#### DATA EXTRACT:
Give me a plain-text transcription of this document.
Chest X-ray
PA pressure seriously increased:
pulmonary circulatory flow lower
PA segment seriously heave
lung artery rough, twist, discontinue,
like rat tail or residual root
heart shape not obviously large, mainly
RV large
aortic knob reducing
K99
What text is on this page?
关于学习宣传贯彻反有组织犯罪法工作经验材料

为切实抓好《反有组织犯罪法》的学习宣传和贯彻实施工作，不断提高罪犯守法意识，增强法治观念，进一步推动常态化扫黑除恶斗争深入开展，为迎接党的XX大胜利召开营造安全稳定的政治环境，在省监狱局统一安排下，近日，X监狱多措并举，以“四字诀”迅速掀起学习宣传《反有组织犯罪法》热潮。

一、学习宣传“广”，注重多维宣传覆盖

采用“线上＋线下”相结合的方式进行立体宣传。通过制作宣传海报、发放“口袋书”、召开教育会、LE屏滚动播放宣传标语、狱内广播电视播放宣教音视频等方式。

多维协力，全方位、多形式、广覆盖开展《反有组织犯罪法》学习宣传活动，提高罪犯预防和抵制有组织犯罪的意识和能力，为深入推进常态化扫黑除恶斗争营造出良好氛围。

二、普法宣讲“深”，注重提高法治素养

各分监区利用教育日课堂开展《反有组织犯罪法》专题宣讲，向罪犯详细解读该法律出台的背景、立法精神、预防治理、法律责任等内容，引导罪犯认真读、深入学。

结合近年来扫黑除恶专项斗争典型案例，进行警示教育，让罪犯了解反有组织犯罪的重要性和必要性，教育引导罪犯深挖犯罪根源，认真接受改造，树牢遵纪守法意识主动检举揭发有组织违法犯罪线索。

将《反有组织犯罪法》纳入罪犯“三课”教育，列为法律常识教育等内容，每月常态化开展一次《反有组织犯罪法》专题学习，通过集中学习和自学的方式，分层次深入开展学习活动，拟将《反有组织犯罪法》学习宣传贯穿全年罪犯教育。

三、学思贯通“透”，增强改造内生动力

* * *

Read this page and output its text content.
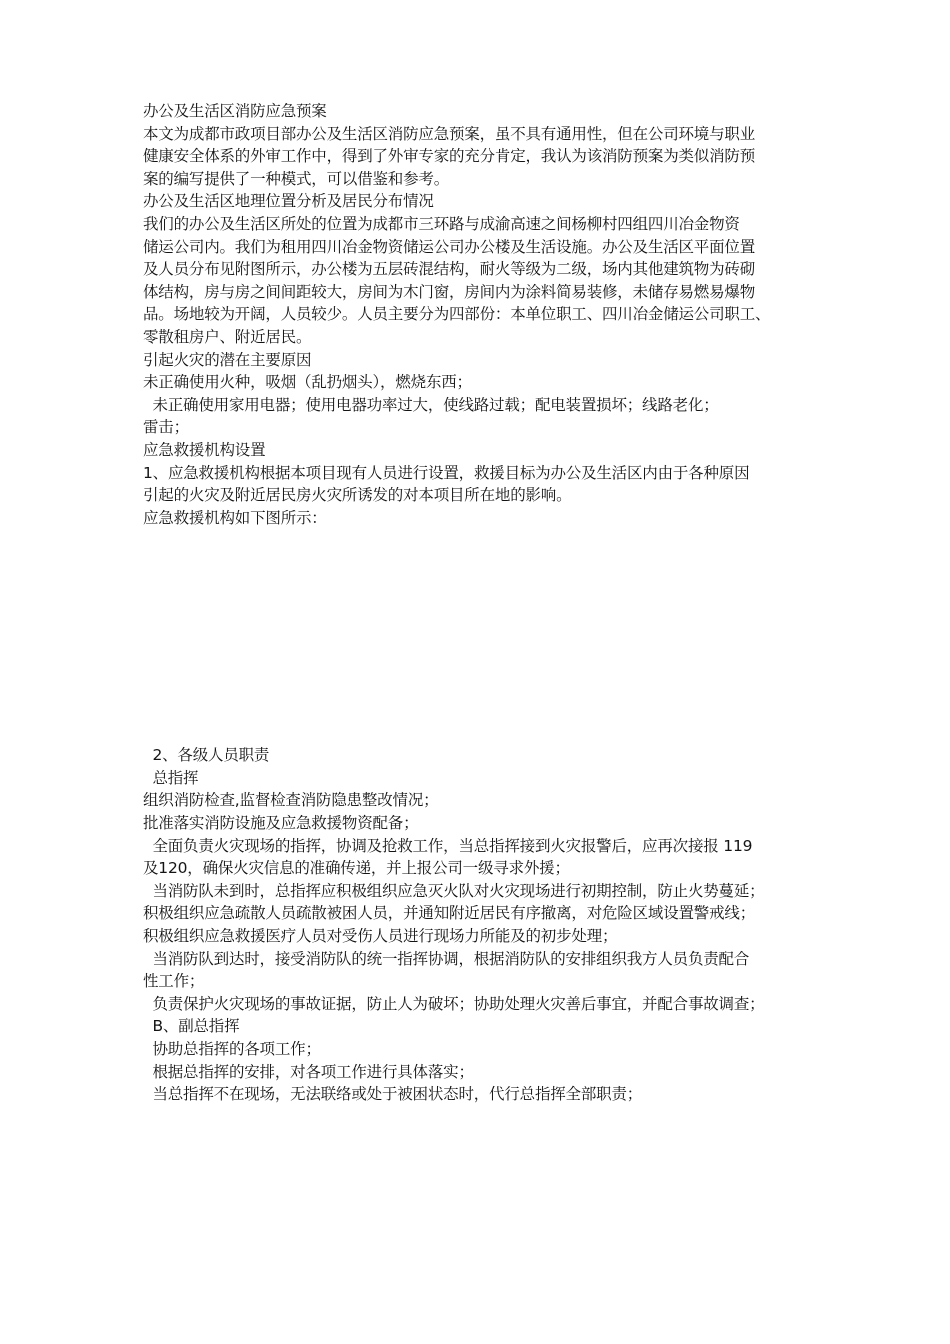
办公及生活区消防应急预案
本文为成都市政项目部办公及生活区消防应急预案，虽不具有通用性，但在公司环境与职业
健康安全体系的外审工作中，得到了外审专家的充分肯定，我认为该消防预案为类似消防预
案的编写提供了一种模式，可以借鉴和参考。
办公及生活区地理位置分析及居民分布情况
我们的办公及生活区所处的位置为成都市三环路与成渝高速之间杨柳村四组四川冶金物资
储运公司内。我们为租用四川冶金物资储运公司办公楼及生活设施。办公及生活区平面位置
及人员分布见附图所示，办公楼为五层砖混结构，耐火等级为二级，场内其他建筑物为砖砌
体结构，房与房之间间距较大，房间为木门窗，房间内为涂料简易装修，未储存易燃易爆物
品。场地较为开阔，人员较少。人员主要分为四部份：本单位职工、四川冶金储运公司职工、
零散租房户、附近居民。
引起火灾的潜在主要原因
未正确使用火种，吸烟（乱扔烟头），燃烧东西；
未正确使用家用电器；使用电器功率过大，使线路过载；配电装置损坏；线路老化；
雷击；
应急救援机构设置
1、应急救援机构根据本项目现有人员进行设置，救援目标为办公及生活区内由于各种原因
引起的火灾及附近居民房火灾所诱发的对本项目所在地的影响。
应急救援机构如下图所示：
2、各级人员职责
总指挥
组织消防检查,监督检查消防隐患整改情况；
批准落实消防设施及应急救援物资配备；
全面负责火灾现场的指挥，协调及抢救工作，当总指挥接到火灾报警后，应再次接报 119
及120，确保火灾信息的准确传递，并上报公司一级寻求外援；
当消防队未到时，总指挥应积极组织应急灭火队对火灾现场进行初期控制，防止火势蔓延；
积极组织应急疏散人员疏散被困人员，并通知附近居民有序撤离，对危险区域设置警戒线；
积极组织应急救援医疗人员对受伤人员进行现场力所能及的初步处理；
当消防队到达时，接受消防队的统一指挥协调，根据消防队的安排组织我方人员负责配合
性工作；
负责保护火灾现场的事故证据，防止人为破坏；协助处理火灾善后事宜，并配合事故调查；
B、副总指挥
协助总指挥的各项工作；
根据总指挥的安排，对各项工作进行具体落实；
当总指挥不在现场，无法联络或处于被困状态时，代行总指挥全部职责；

---

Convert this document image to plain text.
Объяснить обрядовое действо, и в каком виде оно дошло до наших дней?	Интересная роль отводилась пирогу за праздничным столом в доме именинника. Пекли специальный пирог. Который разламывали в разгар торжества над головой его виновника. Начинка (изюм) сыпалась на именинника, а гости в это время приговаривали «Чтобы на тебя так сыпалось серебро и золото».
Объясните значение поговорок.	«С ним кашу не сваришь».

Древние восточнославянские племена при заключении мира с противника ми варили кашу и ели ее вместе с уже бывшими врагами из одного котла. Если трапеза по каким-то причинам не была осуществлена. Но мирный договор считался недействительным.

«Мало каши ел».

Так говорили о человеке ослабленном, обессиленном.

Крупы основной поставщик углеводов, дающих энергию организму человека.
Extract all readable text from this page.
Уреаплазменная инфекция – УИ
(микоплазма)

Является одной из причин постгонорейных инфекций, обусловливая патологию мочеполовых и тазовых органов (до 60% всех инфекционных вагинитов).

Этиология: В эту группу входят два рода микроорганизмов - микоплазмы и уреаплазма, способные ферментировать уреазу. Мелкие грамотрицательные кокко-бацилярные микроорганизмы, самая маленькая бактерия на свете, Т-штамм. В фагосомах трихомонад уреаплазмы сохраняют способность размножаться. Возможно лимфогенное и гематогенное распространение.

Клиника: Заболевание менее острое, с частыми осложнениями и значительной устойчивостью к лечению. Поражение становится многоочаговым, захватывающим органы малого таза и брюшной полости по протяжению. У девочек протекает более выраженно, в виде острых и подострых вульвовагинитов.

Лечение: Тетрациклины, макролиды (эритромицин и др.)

#### WORK TO BE COMPLETED:
Copy every line above that includes the string "кашу".

#### WRITTEN SOLUTION:
Объясните значение поговорок.	«С ним кашу не сваришь».
Древние восточнославянские племена при заключении мира с противника ми варили кашу и ели ее вместе с уже бывшими врагами из одного котла. Если трапеза по каким-то причинам не была осуществлена. Но мирный договор считался недействительным.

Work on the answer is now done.